What you need to do
Locate and copy all lines bearing the word "pouch".

Data for this exercise
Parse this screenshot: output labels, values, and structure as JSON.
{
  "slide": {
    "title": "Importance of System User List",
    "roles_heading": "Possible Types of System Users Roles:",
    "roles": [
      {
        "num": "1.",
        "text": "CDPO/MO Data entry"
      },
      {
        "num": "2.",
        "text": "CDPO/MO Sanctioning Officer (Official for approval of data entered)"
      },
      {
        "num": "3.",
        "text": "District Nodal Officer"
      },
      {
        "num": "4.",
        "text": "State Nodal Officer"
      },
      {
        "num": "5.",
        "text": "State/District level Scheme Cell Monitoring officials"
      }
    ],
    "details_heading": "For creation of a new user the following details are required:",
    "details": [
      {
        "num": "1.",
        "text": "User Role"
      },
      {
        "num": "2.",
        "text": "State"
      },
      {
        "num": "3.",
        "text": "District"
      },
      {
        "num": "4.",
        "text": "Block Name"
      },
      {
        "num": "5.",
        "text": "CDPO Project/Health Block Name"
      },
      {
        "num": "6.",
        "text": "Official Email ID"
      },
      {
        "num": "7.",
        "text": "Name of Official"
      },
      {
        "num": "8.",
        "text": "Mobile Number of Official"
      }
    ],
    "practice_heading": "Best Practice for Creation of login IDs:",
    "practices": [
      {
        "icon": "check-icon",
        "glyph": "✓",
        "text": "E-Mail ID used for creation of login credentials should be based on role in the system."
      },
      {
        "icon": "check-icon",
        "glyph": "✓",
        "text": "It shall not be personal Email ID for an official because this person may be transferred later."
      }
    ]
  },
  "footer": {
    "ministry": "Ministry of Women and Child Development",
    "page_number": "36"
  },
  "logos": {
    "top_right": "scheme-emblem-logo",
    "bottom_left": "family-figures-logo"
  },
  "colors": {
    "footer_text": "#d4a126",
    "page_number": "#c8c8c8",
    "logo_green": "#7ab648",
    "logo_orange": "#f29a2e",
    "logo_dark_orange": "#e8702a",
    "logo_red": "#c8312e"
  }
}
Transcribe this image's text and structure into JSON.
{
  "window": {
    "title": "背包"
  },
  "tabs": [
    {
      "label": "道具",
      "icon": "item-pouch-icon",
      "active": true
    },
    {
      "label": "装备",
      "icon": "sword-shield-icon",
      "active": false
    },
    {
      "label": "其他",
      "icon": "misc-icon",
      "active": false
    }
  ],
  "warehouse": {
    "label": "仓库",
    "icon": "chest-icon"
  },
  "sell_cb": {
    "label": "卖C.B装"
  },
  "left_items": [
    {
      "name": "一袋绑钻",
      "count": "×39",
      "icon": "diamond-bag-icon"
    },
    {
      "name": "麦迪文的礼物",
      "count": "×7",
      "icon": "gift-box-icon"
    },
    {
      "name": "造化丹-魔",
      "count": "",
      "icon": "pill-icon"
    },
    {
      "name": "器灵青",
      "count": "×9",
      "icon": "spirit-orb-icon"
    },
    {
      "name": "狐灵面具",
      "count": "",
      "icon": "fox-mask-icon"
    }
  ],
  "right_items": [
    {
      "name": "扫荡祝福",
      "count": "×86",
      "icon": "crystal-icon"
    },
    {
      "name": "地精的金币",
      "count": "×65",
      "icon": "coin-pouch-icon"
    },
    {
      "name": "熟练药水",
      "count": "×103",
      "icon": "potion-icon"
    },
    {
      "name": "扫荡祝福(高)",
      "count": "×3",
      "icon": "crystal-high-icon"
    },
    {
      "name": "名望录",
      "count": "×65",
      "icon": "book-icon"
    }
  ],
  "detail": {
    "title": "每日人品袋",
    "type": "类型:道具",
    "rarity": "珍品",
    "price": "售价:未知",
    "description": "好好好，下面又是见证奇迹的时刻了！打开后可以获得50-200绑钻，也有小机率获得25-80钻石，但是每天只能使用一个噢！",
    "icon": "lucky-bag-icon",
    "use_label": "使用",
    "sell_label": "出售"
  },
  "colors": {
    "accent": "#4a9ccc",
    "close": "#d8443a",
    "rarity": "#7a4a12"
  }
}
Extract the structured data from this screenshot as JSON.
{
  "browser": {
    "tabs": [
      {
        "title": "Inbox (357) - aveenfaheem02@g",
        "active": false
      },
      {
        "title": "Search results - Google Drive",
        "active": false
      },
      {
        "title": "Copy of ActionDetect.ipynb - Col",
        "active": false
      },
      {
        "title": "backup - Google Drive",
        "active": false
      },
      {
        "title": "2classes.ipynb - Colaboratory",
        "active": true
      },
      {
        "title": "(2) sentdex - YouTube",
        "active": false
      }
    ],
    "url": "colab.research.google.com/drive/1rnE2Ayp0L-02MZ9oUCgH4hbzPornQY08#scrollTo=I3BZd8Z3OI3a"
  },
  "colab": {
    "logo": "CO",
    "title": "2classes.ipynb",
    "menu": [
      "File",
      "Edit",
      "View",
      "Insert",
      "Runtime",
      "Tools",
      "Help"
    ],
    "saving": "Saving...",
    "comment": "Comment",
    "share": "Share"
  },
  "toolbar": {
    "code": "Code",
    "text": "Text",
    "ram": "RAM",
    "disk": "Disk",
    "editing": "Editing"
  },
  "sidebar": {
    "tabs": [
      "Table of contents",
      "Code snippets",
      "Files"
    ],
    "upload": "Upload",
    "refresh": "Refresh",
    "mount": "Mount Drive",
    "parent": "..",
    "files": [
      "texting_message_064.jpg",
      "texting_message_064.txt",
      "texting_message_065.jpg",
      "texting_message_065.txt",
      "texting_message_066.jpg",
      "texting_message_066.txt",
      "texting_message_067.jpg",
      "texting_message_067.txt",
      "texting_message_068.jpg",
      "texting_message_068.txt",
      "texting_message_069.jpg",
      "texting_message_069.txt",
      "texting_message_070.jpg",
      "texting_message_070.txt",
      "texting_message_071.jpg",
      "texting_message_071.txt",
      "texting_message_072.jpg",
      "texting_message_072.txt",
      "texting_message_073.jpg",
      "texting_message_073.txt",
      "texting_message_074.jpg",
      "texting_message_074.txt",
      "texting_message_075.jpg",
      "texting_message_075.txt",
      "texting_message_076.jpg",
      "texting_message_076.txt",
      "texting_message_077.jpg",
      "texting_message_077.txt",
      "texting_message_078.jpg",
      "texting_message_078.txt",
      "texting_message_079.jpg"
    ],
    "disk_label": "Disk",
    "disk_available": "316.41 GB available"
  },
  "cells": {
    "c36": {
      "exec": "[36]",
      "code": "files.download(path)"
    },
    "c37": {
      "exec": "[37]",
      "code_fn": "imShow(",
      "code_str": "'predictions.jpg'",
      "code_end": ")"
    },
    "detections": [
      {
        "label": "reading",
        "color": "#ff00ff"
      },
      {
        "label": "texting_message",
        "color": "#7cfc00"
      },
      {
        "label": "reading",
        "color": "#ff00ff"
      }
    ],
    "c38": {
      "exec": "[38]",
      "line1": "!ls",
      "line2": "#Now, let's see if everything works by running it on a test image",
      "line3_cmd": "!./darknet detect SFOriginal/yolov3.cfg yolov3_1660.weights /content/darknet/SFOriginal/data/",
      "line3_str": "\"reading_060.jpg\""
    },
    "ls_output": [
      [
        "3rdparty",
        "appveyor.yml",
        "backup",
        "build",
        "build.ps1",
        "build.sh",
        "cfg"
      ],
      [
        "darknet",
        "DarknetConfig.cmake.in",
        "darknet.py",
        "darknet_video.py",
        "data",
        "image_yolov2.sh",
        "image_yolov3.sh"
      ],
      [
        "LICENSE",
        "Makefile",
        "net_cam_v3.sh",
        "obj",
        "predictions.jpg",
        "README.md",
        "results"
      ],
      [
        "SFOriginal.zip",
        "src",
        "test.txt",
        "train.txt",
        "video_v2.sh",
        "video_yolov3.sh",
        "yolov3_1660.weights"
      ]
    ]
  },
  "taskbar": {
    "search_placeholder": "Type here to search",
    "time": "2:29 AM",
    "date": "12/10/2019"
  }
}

Task output
      "icon": "item-pouch-icon",
      "icon": "coin-pouch-icon"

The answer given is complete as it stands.